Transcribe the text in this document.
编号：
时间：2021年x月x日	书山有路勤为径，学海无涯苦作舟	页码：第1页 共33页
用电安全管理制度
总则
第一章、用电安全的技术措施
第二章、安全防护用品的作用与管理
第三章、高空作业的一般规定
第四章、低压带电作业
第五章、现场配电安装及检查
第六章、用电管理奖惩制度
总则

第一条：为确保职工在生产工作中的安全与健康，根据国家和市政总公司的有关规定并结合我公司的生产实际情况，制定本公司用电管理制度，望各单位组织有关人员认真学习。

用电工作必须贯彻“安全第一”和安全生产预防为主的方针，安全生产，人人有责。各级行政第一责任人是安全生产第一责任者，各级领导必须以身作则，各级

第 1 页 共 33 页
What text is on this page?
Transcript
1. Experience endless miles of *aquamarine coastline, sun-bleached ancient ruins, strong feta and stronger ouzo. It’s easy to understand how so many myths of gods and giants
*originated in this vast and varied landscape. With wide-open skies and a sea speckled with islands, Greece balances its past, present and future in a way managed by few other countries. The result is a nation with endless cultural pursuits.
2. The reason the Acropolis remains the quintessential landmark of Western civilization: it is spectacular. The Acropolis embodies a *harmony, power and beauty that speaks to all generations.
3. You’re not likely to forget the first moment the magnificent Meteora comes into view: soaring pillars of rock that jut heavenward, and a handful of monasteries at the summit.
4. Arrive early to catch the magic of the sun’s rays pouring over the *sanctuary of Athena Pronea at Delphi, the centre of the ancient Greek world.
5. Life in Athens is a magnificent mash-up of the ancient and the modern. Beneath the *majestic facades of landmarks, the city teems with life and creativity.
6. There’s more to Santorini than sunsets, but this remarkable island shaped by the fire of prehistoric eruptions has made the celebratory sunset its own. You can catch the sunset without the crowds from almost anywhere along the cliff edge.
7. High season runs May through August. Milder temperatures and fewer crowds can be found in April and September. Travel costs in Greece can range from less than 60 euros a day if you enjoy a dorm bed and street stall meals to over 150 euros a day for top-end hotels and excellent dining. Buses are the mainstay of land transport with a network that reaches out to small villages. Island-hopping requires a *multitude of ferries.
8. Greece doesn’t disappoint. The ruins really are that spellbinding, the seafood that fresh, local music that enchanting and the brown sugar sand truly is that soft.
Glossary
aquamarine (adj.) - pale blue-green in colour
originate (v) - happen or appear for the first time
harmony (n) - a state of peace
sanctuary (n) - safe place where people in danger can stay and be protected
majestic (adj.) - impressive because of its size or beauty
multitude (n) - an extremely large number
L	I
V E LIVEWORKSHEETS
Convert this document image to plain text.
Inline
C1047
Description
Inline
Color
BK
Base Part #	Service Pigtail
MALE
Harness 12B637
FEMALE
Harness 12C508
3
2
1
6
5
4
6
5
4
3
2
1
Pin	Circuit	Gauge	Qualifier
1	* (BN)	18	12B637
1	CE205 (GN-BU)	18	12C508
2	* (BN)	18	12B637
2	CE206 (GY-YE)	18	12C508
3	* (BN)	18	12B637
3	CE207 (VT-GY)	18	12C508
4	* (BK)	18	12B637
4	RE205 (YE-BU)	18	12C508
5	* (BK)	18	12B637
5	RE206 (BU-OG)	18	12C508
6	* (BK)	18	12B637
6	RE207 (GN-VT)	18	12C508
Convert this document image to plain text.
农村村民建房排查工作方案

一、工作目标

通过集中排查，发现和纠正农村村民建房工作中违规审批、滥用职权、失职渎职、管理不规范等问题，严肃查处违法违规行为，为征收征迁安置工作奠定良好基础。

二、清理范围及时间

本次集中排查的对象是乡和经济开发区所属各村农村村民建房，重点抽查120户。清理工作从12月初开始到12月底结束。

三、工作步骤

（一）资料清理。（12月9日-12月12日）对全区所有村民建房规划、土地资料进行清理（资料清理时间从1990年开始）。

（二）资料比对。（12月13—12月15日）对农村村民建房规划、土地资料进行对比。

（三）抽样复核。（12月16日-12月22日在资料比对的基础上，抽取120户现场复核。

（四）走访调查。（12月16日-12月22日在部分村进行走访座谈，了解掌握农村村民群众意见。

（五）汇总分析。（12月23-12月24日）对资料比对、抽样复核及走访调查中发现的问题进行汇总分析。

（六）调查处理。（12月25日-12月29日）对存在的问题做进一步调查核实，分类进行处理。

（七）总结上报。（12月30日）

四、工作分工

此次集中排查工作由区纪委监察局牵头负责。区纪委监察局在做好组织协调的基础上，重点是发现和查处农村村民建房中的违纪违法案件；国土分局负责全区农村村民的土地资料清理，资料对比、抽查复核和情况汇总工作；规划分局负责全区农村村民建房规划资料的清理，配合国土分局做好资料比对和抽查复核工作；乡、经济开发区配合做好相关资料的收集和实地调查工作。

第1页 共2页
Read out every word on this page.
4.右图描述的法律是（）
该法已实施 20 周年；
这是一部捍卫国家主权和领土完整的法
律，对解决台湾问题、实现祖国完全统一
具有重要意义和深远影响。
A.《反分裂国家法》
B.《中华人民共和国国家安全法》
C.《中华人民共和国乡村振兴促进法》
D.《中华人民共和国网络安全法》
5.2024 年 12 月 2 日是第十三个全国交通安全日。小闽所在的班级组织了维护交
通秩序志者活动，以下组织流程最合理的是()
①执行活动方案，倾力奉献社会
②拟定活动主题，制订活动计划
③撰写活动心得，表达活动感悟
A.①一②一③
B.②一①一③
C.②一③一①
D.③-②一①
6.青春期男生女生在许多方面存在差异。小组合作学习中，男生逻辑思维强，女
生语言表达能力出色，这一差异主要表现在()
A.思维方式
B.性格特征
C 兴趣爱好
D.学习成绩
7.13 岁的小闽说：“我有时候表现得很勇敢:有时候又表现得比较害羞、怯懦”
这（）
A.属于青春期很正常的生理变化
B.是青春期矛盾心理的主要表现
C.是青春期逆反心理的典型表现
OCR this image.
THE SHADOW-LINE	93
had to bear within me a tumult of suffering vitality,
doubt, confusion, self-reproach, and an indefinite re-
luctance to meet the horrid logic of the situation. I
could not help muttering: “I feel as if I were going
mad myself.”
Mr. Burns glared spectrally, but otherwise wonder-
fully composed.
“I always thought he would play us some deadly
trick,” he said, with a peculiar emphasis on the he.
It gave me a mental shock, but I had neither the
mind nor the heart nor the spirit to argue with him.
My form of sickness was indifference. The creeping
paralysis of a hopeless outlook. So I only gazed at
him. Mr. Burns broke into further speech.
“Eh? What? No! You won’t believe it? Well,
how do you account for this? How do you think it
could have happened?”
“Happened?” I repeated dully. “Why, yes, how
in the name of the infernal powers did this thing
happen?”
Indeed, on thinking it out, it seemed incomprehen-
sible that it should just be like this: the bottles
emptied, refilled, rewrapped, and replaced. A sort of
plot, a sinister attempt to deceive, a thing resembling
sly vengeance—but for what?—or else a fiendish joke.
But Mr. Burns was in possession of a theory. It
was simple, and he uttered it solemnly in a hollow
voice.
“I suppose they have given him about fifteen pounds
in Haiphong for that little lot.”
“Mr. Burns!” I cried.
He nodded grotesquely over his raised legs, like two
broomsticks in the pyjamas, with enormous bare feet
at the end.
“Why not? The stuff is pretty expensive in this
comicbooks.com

======

Return each line of the records above exactly as it reads.

» Exercise answer:
Transcribe the text in this document.
编号：
时间：2021年x月x日	书山有路勤为径，学海无涯苦作舟	页码：第1页 共33页
用电安全管理制度
总则
第一章、用电安全的技术措施
第二章、安全防护用品的作用与管理
第三章、高空作业的一般规定
第四章、低压带电作业
第五章、现场配电安装及检查
第六章、用电管理奖惩制度
总则

第一条：为确保职工在生产工作中的安全与健康，根据国家和市政总公司的有关规定并结合我公司的生产实际情况，制定本公司用电管理制度，望各单位组织有关人员认真学习。

用电工作必须贯彻“安全第一”和安全生产预防为主的方针，安全生产，人人有责。各级行政第一责任人是安全生产第一责任者，各级领导必须以身作则，各级

第 1 页 共 33 页
What text is on this page?
Transcript
1. Experience endless miles of *aquamarine coastline, sun-bleached ancient ruins, strong feta and stronger ouzo. It’s easy to understand how so many myths of gods and giants
*originated in this vast and varied landscape. With wide-open skies and a sea speckled with islands, Greece balances its past, present and future in a way managed by few other countries. The result is a nation with endless cultural pursuits.
2. The reason the Acropolis remains the quintessential landmark of Western civilization: it is spectacular. The Acropolis embodies a *harmony, power and beauty that speaks to all generations.
3. You’re not likely to forget the first moment the magnificent Meteora comes into view: soaring pillars of rock that jut heavenward, and a handful of monasteries at the summit.
4. Arrive early to catch the magic of the sun’s rays pouring over the *sanctuary of Athena Pronea at Delphi, the centre of the ancient Greek world.
5. Life in Athens is a magnificent mash-up of the ancient and the modern. Beneath the *majestic facades of landmarks, the city teems with life and creativity.
6. There’s more to Santorini than sunsets, but this remarkable island shaped by the fire of prehistoric eruptions has made the celebratory sunset its own. You can catch the sunset without the crowds from almost anywhere along the cliff edge.
7. High season runs May through August. Milder temperatures and fewer crowds can be found in April and September. Travel costs in Greece can range from less than 60 euros a day if you enjoy a dorm bed and street stall meals to over 150 euros a day for top-end hotels and excellent dining. Buses are the mainstay of land transport with a network that reaches out to small villages. Island-hopping requires a *multitude of ferries.
8. Greece doesn’t disappoint. The ruins really are that spellbinding, the seafood that fresh, local music that enchanting and the brown sugar sand truly is that soft.
Glossary
aquamarine (adj.) - pale blue-green in colour
originate (v) - happen or appear for the first time
harmony (n) - a state of peace
sanctuary (n) - safe place where people in danger can stay and be protected
majestic (adj.) - impressive because of its size or beauty
multitude (n) - an extremely large number
L	I
V E LIVEWORKSHEETS
Convert this document image to plain text.
Inline
C1047
Description
Inline
Color
BK
Base Part #	Service Pigtail
MALE
Harness 12B637
FEMALE
Harness 12C508
3
2
1
6
5
4
6
5
4
3
2
1
Pin	Circuit	Gauge	Qualifier
1	* (BN)	18	12B637
1	CE205 (GN-BU)	18	12C508
2	* (BN)	18	12B637
2	CE206 (GY-YE)	18	12C508
3	* (BN)	18	12B637
3	CE207 (VT-GY)	18	12C508
4	* (BK)	18	12B637
4	RE205 (YE-BU)	18	12C508
5	* (BK)	18	12B637
5	RE206 (BU-OG)	18	12C508
6	* (BK)	18	12B637
6	RE207 (GN-VT)	18	12C508
Convert this document image to plain text.
农村村民建房排查工作方案

一、工作目标

通过集中排查，发现和纠正农村村民建房工作中违规审批、滥用职权、失职渎职、管理不规范等问题，严肃查处违法违规行为，为征收征迁安置工作奠定良好基础。

二、清理范围及时间

本次集中排查的对象是乡和经济开发区所属各村农村村民建房，重点抽查120户。清理工作从12月初开始到12月底结束。

三、工作步骤

（一）资料清理。（12月9日-12月12日）对全区所有村民建房规划、土地资料进行清理（资料清理时间从1990年开始）。

（二）资料比对。（12月13—12月15日）对农村村民建房规划、土地资料进行对比。

（三）抽样复核。（12月16日-12月22日在资料比对的基础上，抽取120户现场复核。

（四）走访调查。（12月16日-12月22日在部分村进行走访座谈，了解掌握农村村民群众意见。

（五）汇总分析。（12月23-12月24日）对资料比对、抽样复核及走访调查中发现的问题进行汇总分析。

（六）调查处理。（12月25日-12月29日）对存在的问题做进一步调查核实，分类进行处理。

（七）总结上报。（12月30日）

四、工作分工

此次集中排查工作由区纪委监察局牵头负责。区纪委监察局在做好组织协调的基础上，重点是发现和查处农村村民建房中的违纪违法案件；国土分局负责全区农村村民的土地资料清理，资料对比、抽查复核和情况汇总工作；规划分局负责全区农村村民建房规划资料的清理，配合国土分局做好资料比对和抽查复核工作；乡、经济开发区配合做好相关资料的收集和实地调查工作。

第1页 共2页
Read out every word on this page.
4.右图描述的法律是（）
该法已实施 20 周年；
这是一部捍卫国家主权和领土完整的法
律，对解决台湾问题、实现祖国完全统一
具有重要意义和深远影响。
A.《反分裂国家法》
B.《中华人民共和国国家安全法》
C.《中华人民共和国乡村振兴促进法》
D.《中华人民共和国网络安全法》
5.2024 年 12 月 2 日是第十三个全国交通安全日。小闽所在的班级组织了维护交
通秩序志者活动，以下组织流程最合理的是()
①执行活动方案，倾力奉献社会
②拟定活动主题，制订活动计划
③撰写活动心得，表达活动感悟
A.①一②一③
B.②一①一③
C.②一③一①
D.③-②一①
6.青春期男生女生在许多方面存在差异。小组合作学习中，男生逻辑思维强，女
生语言表达能力出色，这一差异主要表现在()
A.思维方式
B.性格特征
C 兴趣爱好
D.学习成绩
7.13 岁的小闽说：“我有时候表现得很勇敢:有时候又表现得比较害羞、怯懦”
这（）
A.属于青春期很正常的生理变化
B.是青春期矛盾心理的主要表现
C.是青春期逆反心理的典型表现
OCR this image.
THE SHADOW-LINE	93
had to bear within me a tumult of suffering vitality,
doubt, confusion, self-reproach, and an indefinite re-
luctance to meet the horrid logic of the situation. I
could not help muttering: “I feel as if I were going
mad myself.”
Mr. Burns glared spectrally, but otherwise wonder-
fully composed.
“I always thought he would play us some deadly
trick,” he said, with a peculiar emphasis on the he.
It gave me a mental shock, but I had neither the
mind nor the heart nor the spirit to argue with him.
My form of sickness was indifference. The creeping
paralysis of a hopeless outlook. So I only gazed at
him. Mr. Burns broke into further speech.
“Eh? What? No! You won’t believe it? Well,
how do you account for this? How do you think it
could have happened?”
“Happened?” I repeated dully. “Why, yes, how
in the name of the infernal powers did this thing
happen?”
Indeed, on thinking it out, it seemed incomprehen-
sible that it should just be like this: the bottles
emptied, refilled, rewrapped, and replaced. A sort of
plot, a sinister attempt to deceive, a thing resembling
sly vengeance—but for what?—or else a fiendish joke.
But Mr. Burns was in possession of a theory. It
was simple, and he uttered it solemnly in a hollow
voice.
“I suppose they have given him about fifteen pounds
in Haiphong for that little lot.”
“Mr. Burns!” I cried.
He nodded grotesquely over his raised legs, like two
broomsticks in the pyjamas, with enormous bare feet
at the end.
“Why not? The stuff is pretty expensive in this
comicbooks.com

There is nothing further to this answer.